◆ WRITTEN INSTRUCTION
The entries below should be output exactly as written.

◆ Collected data
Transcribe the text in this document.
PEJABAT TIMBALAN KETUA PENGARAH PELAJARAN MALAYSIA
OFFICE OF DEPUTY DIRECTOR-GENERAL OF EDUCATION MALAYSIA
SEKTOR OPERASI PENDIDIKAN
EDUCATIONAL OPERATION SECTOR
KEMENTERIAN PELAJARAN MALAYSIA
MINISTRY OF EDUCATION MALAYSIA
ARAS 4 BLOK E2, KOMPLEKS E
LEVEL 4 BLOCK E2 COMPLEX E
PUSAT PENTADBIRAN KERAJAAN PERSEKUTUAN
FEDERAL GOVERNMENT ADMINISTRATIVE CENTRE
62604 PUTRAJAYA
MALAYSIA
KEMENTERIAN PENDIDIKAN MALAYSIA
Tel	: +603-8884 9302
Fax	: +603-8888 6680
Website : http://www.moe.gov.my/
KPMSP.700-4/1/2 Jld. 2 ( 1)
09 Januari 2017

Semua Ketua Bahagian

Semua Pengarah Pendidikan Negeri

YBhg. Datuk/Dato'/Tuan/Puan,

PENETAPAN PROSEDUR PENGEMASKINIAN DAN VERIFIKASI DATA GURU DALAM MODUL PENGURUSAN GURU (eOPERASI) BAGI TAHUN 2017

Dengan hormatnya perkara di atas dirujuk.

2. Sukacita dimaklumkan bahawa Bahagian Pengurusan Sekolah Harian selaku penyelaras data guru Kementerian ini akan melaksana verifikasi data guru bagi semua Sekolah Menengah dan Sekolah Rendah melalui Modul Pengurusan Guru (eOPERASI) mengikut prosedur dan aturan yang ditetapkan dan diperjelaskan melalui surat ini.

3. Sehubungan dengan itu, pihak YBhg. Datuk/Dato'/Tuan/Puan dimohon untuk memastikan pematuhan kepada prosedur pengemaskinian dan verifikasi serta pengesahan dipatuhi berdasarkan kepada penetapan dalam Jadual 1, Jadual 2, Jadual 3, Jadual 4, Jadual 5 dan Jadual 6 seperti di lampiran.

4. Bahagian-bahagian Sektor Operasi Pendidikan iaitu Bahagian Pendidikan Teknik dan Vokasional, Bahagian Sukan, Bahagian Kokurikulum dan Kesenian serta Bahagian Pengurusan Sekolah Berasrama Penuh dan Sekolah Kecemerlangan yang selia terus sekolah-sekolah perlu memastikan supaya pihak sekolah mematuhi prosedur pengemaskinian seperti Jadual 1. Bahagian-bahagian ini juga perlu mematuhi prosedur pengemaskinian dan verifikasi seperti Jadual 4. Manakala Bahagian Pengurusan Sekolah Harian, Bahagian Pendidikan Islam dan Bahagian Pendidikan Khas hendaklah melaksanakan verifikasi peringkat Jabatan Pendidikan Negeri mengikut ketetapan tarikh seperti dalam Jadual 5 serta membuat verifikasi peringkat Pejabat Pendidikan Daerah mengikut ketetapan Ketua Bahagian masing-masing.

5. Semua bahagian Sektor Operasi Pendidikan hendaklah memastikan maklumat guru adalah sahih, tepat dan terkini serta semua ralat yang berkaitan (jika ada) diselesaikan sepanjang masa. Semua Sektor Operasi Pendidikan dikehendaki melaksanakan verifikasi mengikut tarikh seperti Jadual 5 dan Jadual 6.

◆ ANSWER
Transcribe the text in this document.
PEJABAT TIMBALAN KETUA PENGARAH PELAJARAN MALAYSIA
OFFICE OF DEPUTY DIRECTOR-GENERAL OF EDUCATION MALAYSIA
SEKTOR OPERASI PENDIDIKAN
EDUCATIONAL OPERATION SECTOR
KEMENTERIAN PELAJARAN MALAYSIA
MINISTRY OF EDUCATION MALAYSIA
ARAS 4 BLOK E2, KOMPLEKS E
LEVEL 4 BLOCK E2 COMPLEX E
PUSAT PENTADBIRAN KERAJAAN PERSEKUTUAN
FEDERAL GOVERNMENT ADMINISTRATIVE CENTRE
62604 PUTRAJAYA
MALAYSIA
KEMENTERIAN PENDIDIKAN MALAYSIA
Tel	: +603-8884 9302
Fax	: +603-8888 6680
Website : http://www.moe.gov.my/
KPMSP.700-4/1/2 Jld. 2 ( 1)
09 Januari 2017

Semua Ketua Bahagian

Semua Pengarah Pendidikan Negeri

YBhg. Datuk/Dato'/Tuan/Puan,

PENETAPAN PROSEDUR PENGEMASKINIAN DAN VERIFIKASI DATA GURU DALAM MODUL PENGURUSAN GURU (eOPERASI) BAGI TAHUN 2017

Dengan hormatnya perkara di atas dirujuk.

2. Sukacita dimaklumkan bahawa Bahagian Pengurusan Sekolah Harian selaku penyelaras data guru Kementerian ini akan melaksana verifikasi data guru bagi semua Sekolah Menengah dan Sekolah Rendah melalui Modul Pengurusan Guru (eOPERASI) mengikut prosedur dan aturan yang ditetapkan dan diperjelaskan melalui surat ini.

3. Sehubungan dengan itu, pihak YBhg. Datuk/Dato'/Tuan/Puan dimohon untuk memastikan pematuhan kepada prosedur pengemaskinian dan verifikasi serta pengesahan dipatuhi berdasarkan kepada penetapan dalam Jadual 1, Jadual 2, Jadual 3, Jadual 4, Jadual 5 dan Jadual 6 seperti di lampiran.

4. Bahagian-bahagian Sektor Operasi Pendidikan iaitu Bahagian Pendidikan Teknik dan Vokasional, Bahagian Sukan, Bahagian Kokurikulum dan Kesenian serta Bahagian Pengurusan Sekolah Berasrama Penuh dan Sekolah Kecemerlangan yang selia terus sekolah-sekolah perlu memastikan supaya pihak sekolah mematuhi prosedur pengemaskinian seperti Jadual 1. Bahagian-bahagian ini juga perlu mematuhi prosedur pengemaskinian dan verifikasi seperti Jadual 4. Manakala Bahagian Pengurusan Sekolah Harian, Bahagian Pendidikan Islam dan Bahagian Pendidikan Khas hendaklah melaksanakan verifikasi peringkat Jabatan Pendidikan Negeri mengikut ketetapan tarikh seperti dalam Jadual 5 serta membuat verifikasi peringkat Pejabat Pendidikan Daerah mengikut ketetapan Ketua Bahagian masing-masing.

5. Semua bahagian Sektor Operasi Pendidikan hendaklah memastikan maklumat guru adalah sahih, tepat dan terkini serta semua ralat yang berkaitan (jika ada) diselesaikan sepanjang masa. Semua Sektor Operasi Pendidikan dikehendaki melaksanakan verifikasi mengikut tarikh seperti Jadual 5 dan Jadual 6.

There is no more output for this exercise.